(Dataset items)
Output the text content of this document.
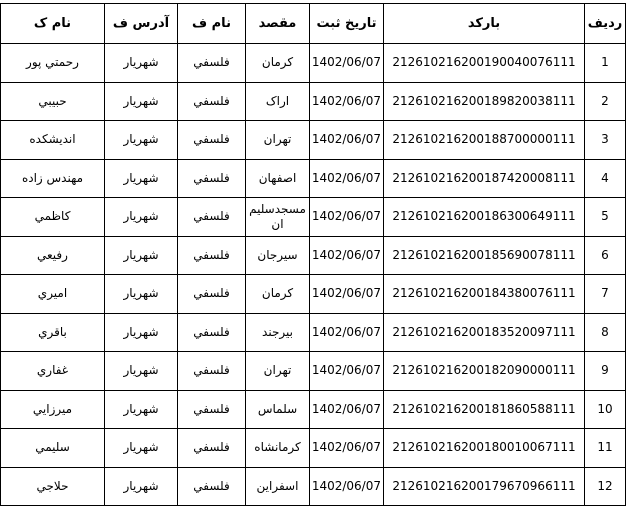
ردیف	بارکد	تاریخ ثبت	مقصد	نام ف	آدرس ف	نام ک
1	212610216200190040076111	1402/06/07	کرمان	فلسفي	شهريار	رحمتي پور
2	212610216200189820038111	1402/06/07	اراک	فلسفي	شهريار	حبيبي
3	212610216200188700000111	1402/06/07	تهران	فلسفي	شهريار	انديشكده
4	212610216200187420008111	1402/06/07	اصفهان	فلسفي	شهريار	مهندس زاده
5	212610216200186300649111	1402/06/07	مسجدسليم ان	فلسفي	شهريار	كاظمي
6	212610216200185690078111	1402/06/07	سيرجان	فلسفي	شهريار	رفيعي
7	212610216200184380076111	1402/06/07	کرمان	فلسفي	شهريار	اميري
8	212610216200183520097111	1402/06/07	بيرجند	فلسفي	شهريار	باقري
9	212610216200182090000111	1402/06/07	تهران	فلسفي	شهريار	غفاري
10	212610216200181860588111	1402/06/07	سلماس	فلسفي	شهريار	ميرزايي
11	212610216200180010067111	1402/06/07	کرمانشاه	فلسفي	شهريار	سليمي
12	212610216200179670966111	1402/06/07	اسفراين	فلسفي	شهريار	حلاجي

» **Directions**
All of the lines above should be printed exactly, minus the pictures.

» **Answer below**
Output the text content of this document.
ردیف	بارکد	تاریخ ثبت	مقصد	نام ف	آدرس ف	نام ک
1	212610216200190040076111	1402/06/07	کرمان	فلسفي	شهريار	رحمتي پور
2	212610216200189820038111	1402/06/07	اراک	فلسفي	شهريار	حبيبي
3	212610216200188700000111	1402/06/07	تهران	فلسفي	شهريار	انديشكده
4	212610216200187420008111	1402/06/07	اصفهان	فلسفي	شهريار	مهندس زاده
5	212610216200186300649111	1402/06/07	مسجدسليم ان	فلسفي	شهريار	كاظمي
6	212610216200185690078111	1402/06/07	سيرجان	فلسفي	شهريار	رفيعي
7	212610216200184380076111	1402/06/07	کرمان	فلسفي	شهريار	اميري
8	212610216200183520097111	1402/06/07	بيرجند	فلسفي	شهريار	باقري
9	212610216200182090000111	1402/06/07	تهران	فلسفي	شهريار	غفاري
10	212610216200181860588111	1402/06/07	سلماس	فلسفي	شهريار	ميرزايي
11	212610216200180010067111	1402/06/07	کرمانشاه	فلسفي	شهريار	سليمي
12	212610216200179670966111	1402/06/07	اسفراين	فلسفي	شهريار	حلاجي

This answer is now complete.